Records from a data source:
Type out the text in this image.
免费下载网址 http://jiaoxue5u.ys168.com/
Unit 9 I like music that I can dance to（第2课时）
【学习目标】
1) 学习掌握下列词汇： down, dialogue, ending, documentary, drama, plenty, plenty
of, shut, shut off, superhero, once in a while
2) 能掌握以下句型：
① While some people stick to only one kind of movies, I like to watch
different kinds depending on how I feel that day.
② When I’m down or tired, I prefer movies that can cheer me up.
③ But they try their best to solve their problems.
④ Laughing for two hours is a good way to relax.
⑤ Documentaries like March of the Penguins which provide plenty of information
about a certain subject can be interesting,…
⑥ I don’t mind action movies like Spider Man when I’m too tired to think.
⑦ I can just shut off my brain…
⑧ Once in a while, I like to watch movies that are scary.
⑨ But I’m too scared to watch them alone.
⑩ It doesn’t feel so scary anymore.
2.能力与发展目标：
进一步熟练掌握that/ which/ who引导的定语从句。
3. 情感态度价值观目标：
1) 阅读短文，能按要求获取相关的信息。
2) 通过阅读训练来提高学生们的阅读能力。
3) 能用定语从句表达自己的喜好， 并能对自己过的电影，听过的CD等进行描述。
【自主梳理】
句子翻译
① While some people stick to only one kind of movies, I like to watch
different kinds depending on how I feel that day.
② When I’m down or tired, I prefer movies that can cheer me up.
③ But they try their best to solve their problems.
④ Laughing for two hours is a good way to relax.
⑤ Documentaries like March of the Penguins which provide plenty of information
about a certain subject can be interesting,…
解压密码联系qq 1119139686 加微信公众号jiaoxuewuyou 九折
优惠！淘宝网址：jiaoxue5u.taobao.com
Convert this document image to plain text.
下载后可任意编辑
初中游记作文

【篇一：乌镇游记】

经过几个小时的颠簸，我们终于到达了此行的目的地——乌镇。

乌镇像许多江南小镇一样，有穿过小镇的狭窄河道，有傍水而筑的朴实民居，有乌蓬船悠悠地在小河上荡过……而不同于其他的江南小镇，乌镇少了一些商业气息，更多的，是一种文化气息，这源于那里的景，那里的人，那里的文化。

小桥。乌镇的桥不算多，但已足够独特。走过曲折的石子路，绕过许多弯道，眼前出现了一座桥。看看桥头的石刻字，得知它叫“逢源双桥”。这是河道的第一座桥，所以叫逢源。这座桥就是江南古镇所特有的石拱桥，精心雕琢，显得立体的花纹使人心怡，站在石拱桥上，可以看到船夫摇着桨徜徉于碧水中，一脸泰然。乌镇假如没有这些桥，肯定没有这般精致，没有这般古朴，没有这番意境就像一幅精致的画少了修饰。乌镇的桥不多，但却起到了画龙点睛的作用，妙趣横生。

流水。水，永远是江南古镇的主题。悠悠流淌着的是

PROBLEM REQUIREMENTS => Repeat the data above, word for word.

FULL ANSWER =>
Type out the text in this image.
免费下载网址 http://jiaoxue5u.ys168.com/
Unit 9 I like music that I can dance to（第2课时）
【学习目标】
1) 学习掌握下列词汇： down, dialogue, ending, documentary, drama, plenty, plenty
of, shut, shut off, superhero, once in a while
2) 能掌握以下句型：
① While some people stick to only one kind of movies, I like to watch
different kinds depending on how I feel that day.
② When I’m down or tired, I prefer movies that can cheer me up.
③ But they try their best to solve their problems.
④ Laughing for two hours is a good way to relax.
⑤ Documentaries like March of the Penguins which provide plenty of information
about a certain subject can be interesting,…
⑥ I don’t mind action movies like Spider Man when I’m too tired to think.
⑦ I can just shut off my brain…
⑧ Once in a while, I like to watch movies that are scary.
⑨ But I’m too scared to watch them alone.
⑩ It doesn’t feel so scary anymore.
2.能力与发展目标：
进一步熟练掌握that/ which/ who引导的定语从句。
3. 情感态度价值观目标：
1) 阅读短文，能按要求获取相关的信息。
2) 通过阅读训练来提高学生们的阅读能力。
3) 能用定语从句表达自己的喜好， 并能对自己过的电影，听过的CD等进行描述。
【自主梳理】
句子翻译
① While some people stick to only one kind of movies, I like to watch
different kinds depending on how I feel that day.
② When I’m down or tired, I prefer movies that can cheer me up.
③ But they try their best to solve their problems.
④ Laughing for two hours is a good way to relax.
⑤ Documentaries like March of the Penguins which provide plenty of information
about a certain subject can be interesting,…
解压密码联系qq 1119139686 加微信公众号jiaoxuewuyou 九折
优惠！淘宝网址：jiaoxue5u.taobao.com
Convert this document image to plain text.
下载后可任意编辑
初中游记作文

【篇一：乌镇游记】

经过几个小时的颠簸，我们终于到达了此行的目的地——乌镇。

乌镇像许多江南小镇一样，有穿过小镇的狭窄河道，有傍水而筑的朴实民居，有乌蓬船悠悠地在小河上荡过……而不同于其他的江南小镇，乌镇少了一些商业气息，更多的，是一种文化气息，这源于那里的景，那里的人，那里的文化。

小桥。乌镇的桥不算多，但已足够独特。走过曲折的石子路，绕过许多弯道，眼前出现了一座桥。看看桥头的石刻字，得知它叫“逢源双桥”。这是河道的第一座桥，所以叫逢源。这座桥就是江南古镇所特有的石拱桥，精心雕琢，显得立体的花纹使人心怡，站在石拱桥上，可以看到船夫摇着桨徜徉于碧水中，一脸泰然。乌镇假如没有这些桥，肯定没有这般精致，没有这般古朴，没有这番意境就像一幅精致的画少了修饰。乌镇的桥不多，但却起到了画龙点睛的作用，妙趣横生。

流水。水，永远是江南古镇的主题。悠悠流淌着的是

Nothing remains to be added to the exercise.